[Records from a data collection]
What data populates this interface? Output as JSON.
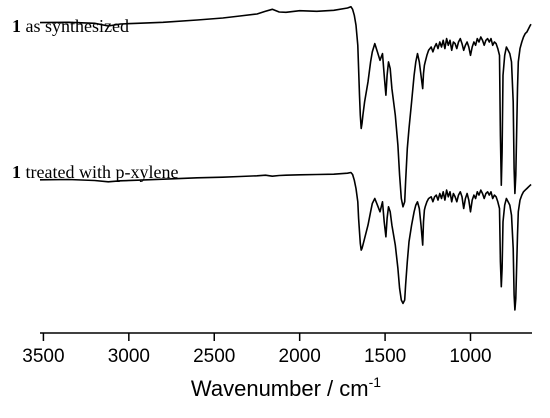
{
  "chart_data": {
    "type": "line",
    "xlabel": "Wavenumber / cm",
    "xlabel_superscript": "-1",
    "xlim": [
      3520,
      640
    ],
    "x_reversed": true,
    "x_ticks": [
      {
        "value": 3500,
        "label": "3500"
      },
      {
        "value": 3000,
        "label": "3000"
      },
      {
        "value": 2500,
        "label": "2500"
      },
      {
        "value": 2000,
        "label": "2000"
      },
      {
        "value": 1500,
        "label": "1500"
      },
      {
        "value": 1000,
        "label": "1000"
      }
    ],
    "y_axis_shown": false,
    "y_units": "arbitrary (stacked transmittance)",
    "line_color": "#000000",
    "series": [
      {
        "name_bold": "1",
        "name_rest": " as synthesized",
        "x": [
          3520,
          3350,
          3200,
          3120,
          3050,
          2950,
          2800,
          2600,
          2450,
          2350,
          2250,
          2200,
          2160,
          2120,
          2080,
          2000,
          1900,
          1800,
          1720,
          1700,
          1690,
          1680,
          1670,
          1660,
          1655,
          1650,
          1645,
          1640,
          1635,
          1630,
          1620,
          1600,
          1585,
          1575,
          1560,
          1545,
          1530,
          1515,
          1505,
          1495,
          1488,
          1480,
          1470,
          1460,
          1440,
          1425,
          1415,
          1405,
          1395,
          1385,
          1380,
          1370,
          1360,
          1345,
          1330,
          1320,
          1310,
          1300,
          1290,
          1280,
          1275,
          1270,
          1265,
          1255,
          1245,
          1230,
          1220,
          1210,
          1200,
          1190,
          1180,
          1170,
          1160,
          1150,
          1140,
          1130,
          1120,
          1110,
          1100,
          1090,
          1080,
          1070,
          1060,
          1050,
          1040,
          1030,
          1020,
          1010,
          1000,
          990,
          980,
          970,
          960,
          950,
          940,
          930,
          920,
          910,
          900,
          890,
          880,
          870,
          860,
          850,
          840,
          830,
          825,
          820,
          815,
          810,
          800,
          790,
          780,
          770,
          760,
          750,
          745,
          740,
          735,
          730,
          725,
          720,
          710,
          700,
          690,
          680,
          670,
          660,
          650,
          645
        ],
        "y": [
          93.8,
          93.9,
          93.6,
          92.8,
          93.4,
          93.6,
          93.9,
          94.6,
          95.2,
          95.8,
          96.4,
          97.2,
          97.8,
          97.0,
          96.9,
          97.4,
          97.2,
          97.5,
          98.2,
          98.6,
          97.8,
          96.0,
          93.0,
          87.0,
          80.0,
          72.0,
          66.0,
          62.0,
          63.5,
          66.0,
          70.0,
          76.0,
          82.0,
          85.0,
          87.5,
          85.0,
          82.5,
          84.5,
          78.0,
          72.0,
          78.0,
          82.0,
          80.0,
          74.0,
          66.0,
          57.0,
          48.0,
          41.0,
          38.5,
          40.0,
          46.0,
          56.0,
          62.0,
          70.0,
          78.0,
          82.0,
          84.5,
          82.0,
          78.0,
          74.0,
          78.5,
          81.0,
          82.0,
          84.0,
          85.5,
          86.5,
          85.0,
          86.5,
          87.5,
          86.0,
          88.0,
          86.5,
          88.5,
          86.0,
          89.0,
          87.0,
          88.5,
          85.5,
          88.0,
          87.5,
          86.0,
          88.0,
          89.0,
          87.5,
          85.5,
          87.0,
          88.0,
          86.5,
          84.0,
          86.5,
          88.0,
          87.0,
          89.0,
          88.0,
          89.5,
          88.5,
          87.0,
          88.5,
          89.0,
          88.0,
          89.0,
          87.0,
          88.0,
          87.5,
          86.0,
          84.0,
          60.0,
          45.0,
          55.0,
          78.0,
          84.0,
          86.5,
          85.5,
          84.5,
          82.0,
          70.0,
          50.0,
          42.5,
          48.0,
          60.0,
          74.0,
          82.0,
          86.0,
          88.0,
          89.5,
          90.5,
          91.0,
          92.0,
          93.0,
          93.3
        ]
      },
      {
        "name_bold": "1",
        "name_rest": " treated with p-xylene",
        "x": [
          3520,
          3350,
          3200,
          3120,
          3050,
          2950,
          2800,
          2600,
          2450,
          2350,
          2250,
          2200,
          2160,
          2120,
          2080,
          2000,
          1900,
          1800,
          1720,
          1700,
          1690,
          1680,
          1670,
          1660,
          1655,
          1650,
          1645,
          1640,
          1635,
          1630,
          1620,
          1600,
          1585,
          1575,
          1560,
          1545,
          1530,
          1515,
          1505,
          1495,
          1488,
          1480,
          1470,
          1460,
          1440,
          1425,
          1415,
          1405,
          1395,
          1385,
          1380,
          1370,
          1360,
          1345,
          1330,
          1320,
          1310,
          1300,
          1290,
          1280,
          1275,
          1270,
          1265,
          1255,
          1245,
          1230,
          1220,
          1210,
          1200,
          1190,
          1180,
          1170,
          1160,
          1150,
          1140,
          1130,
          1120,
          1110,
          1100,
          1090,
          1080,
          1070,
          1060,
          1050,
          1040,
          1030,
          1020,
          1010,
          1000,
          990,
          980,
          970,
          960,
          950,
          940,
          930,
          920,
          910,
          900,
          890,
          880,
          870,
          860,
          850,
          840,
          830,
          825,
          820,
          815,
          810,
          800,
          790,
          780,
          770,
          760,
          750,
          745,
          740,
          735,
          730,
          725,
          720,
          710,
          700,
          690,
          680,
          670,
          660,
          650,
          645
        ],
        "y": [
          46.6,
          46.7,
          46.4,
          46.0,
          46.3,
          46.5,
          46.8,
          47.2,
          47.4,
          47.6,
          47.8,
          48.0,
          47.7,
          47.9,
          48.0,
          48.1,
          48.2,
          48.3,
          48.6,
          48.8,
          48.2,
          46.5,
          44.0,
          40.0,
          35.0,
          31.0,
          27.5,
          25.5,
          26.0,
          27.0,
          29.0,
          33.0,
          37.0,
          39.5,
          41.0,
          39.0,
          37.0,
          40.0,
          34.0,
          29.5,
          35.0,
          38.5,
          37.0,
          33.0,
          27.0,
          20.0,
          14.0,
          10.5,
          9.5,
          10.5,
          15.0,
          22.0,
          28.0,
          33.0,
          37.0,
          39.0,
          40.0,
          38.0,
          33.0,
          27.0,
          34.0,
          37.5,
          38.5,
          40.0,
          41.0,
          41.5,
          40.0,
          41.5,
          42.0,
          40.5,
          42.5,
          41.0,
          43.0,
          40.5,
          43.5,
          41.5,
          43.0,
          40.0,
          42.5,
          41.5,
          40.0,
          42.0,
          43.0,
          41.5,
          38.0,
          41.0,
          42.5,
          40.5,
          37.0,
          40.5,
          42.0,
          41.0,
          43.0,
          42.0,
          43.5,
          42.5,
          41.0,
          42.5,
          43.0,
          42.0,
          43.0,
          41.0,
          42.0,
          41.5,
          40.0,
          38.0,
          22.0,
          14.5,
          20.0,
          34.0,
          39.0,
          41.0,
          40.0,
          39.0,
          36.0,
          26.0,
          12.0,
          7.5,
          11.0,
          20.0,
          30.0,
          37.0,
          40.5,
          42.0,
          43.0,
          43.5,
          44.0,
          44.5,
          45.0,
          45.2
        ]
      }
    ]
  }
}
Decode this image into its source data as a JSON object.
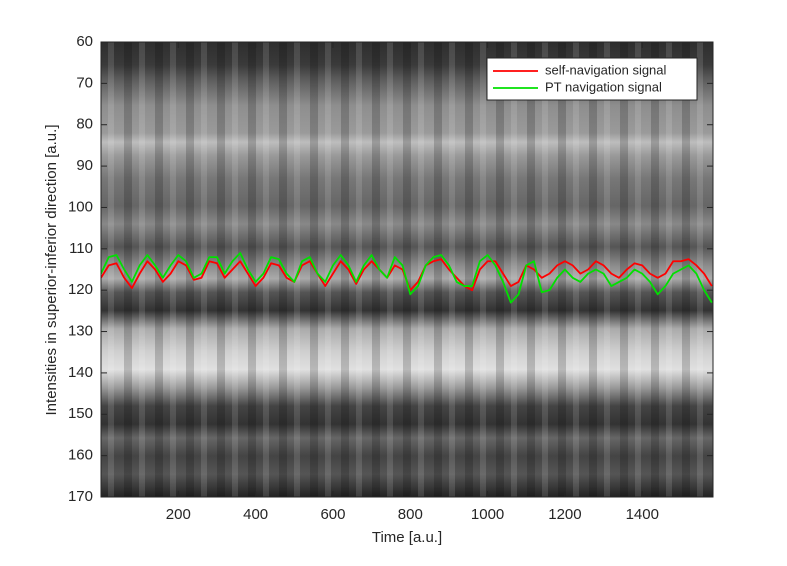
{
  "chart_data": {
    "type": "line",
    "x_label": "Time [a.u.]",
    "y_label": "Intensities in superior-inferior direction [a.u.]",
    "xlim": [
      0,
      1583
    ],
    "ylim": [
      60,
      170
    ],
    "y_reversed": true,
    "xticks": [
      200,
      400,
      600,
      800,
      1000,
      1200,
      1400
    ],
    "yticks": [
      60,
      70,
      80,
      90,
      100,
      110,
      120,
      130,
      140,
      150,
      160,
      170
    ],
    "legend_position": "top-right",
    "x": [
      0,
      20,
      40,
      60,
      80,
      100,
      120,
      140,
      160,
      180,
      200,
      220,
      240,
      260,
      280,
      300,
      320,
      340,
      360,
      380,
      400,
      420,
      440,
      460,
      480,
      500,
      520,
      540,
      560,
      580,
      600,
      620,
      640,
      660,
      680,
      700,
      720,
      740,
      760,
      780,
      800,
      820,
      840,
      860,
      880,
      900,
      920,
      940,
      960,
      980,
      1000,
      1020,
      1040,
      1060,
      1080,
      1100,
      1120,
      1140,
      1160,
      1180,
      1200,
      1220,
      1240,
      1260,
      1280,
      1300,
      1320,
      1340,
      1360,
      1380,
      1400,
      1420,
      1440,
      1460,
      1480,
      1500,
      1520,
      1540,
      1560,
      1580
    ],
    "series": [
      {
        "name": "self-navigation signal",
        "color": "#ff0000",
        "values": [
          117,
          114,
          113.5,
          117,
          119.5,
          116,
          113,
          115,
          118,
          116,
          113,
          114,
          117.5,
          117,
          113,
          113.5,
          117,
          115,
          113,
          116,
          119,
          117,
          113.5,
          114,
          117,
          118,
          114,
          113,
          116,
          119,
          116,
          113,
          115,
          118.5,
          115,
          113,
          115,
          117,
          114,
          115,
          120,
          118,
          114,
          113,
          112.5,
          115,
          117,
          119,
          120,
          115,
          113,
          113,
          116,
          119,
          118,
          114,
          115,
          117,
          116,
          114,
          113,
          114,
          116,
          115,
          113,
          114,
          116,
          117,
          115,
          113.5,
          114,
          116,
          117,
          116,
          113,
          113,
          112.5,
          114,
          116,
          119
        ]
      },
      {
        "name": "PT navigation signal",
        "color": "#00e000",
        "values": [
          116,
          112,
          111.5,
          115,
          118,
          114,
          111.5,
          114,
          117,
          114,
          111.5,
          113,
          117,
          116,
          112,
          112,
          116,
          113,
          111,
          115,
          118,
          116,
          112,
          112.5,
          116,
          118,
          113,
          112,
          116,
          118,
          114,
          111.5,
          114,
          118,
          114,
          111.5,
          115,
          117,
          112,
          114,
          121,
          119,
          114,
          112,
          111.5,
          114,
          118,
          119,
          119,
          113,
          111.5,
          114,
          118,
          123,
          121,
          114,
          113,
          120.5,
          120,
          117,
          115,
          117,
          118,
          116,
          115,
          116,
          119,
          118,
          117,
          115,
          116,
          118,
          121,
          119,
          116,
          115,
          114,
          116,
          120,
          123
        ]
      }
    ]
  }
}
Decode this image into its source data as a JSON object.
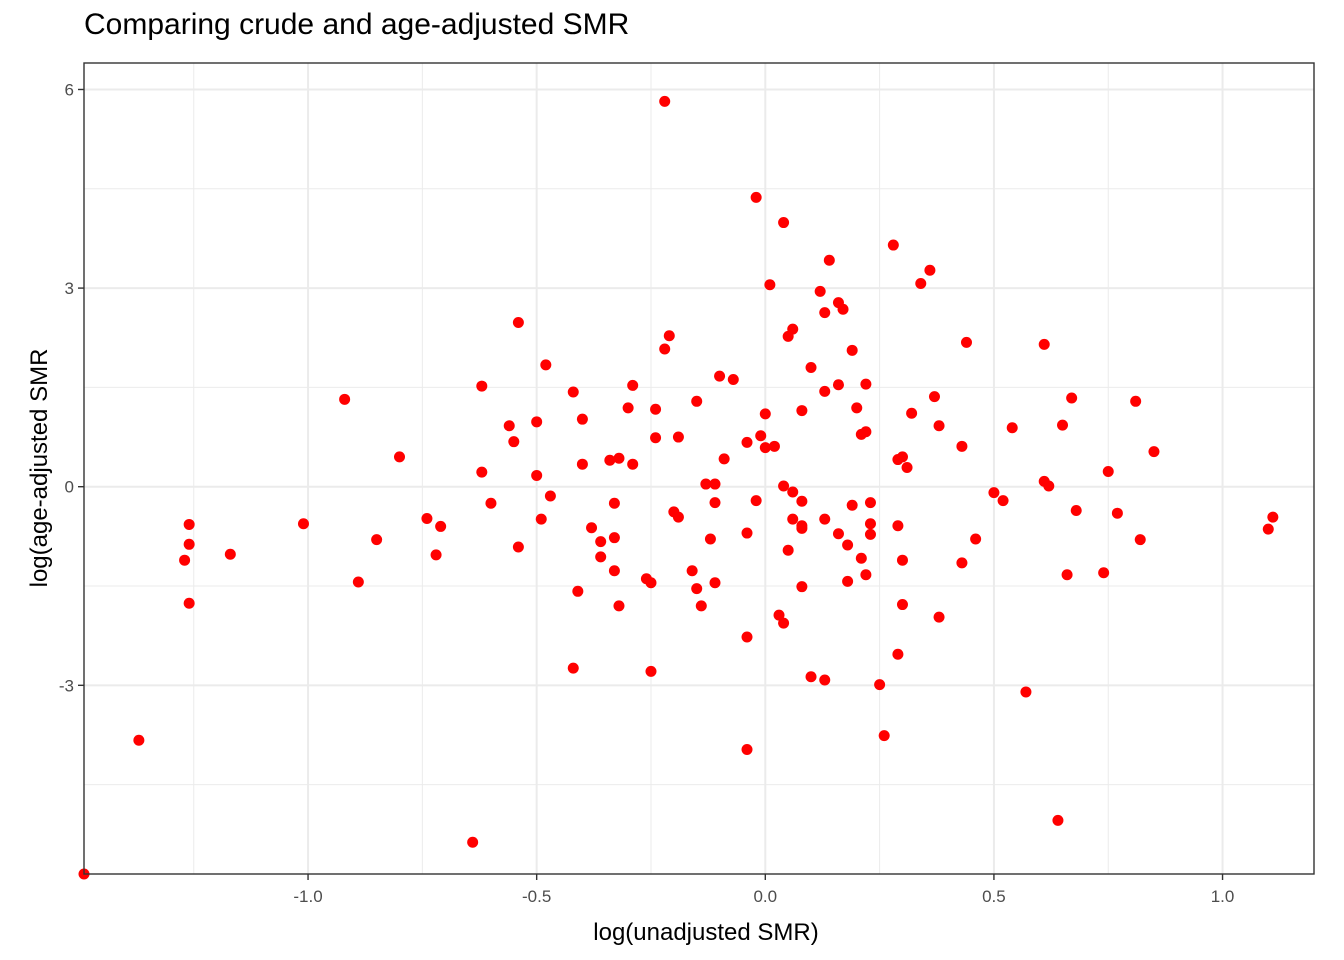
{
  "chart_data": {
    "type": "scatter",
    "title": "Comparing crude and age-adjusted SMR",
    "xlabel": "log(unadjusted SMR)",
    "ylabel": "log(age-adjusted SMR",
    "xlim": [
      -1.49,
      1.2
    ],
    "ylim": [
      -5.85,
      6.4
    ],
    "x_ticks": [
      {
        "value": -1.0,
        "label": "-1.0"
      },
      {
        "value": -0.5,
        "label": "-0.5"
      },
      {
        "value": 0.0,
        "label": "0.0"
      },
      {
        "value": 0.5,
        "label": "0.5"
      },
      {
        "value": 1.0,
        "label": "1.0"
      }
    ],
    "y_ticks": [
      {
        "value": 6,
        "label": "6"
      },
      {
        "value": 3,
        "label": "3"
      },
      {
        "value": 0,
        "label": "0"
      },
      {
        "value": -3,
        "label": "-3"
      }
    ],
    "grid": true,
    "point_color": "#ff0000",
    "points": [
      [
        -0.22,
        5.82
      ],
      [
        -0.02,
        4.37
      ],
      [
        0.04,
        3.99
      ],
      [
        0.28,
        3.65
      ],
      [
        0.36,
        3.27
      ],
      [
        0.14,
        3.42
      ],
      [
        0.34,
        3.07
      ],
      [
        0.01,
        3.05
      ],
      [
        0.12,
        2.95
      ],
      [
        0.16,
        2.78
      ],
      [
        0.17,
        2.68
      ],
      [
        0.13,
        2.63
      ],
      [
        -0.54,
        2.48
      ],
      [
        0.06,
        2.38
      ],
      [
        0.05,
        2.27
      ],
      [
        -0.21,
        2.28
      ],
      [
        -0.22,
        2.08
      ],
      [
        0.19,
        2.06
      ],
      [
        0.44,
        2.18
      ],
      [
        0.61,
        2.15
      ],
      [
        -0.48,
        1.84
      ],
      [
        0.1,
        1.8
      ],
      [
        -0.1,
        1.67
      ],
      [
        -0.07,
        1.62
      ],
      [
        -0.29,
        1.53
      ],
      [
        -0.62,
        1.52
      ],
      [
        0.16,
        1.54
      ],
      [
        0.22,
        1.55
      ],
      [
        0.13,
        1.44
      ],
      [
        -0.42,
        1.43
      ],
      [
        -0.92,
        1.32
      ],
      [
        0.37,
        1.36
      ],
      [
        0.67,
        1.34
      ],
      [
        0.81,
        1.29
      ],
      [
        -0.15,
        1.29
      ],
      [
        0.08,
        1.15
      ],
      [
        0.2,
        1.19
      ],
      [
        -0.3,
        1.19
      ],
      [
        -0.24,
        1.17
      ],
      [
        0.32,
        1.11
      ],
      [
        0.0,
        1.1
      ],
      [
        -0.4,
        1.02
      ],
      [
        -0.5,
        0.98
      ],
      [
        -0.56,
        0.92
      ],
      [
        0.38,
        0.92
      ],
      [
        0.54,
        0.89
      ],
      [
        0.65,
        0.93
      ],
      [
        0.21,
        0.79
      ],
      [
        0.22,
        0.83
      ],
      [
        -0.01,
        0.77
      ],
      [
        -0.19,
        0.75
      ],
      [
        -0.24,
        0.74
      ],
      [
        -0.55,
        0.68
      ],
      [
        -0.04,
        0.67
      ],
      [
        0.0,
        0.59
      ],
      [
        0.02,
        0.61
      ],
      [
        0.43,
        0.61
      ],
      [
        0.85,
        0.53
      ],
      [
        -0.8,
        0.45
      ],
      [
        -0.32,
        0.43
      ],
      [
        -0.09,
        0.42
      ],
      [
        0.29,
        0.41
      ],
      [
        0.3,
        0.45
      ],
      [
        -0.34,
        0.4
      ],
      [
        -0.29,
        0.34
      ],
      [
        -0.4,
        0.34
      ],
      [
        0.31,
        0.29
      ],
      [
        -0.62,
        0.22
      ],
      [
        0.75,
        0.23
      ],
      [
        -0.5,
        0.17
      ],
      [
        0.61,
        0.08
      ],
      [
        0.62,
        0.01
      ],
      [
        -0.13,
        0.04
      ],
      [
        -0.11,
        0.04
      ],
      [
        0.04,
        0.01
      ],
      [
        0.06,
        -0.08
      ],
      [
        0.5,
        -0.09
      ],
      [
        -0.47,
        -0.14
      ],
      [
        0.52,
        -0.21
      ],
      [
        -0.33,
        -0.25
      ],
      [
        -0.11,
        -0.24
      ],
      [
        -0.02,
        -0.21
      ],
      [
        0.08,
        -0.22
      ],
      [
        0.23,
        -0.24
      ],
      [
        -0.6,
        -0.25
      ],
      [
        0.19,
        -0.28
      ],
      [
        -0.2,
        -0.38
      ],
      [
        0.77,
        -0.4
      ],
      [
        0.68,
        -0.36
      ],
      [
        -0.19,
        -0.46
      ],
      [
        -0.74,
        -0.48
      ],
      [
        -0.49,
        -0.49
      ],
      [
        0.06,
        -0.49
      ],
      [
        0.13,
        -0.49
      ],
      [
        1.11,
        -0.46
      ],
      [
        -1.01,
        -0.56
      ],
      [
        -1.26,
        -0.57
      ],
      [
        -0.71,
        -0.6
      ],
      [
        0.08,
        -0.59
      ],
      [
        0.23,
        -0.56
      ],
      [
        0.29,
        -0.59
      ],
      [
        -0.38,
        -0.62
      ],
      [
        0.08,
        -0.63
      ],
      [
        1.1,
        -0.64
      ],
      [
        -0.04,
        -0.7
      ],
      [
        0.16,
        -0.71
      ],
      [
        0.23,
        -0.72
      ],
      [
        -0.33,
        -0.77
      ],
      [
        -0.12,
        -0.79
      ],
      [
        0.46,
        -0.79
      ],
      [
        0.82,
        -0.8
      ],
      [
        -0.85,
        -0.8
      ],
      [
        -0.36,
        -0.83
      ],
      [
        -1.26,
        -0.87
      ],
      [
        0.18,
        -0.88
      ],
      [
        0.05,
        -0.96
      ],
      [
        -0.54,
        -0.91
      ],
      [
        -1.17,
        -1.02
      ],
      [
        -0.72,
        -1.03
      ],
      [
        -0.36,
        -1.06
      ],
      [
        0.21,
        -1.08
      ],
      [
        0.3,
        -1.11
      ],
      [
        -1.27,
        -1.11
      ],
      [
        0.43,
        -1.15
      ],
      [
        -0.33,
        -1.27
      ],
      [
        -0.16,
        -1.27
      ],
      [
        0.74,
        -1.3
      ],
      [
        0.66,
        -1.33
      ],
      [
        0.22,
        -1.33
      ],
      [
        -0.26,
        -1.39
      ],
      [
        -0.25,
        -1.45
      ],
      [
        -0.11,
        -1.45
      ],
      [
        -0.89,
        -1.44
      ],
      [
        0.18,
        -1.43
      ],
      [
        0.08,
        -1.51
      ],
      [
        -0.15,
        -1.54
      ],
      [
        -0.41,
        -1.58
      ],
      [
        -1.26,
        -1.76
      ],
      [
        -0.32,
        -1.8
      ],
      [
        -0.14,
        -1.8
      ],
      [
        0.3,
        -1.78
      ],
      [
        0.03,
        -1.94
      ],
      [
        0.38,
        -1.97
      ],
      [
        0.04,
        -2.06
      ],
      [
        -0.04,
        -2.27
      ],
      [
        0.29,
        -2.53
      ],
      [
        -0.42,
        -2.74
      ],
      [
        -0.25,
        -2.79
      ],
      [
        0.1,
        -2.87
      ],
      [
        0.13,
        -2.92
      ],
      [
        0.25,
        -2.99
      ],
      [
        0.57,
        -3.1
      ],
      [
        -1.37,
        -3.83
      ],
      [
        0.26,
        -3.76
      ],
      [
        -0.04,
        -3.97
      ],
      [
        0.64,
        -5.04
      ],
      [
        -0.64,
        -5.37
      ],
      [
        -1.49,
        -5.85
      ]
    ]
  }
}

• Instructions to follow:
Only the count is wanted: report how many lines of the material above hold the word "signal".

• Result:
2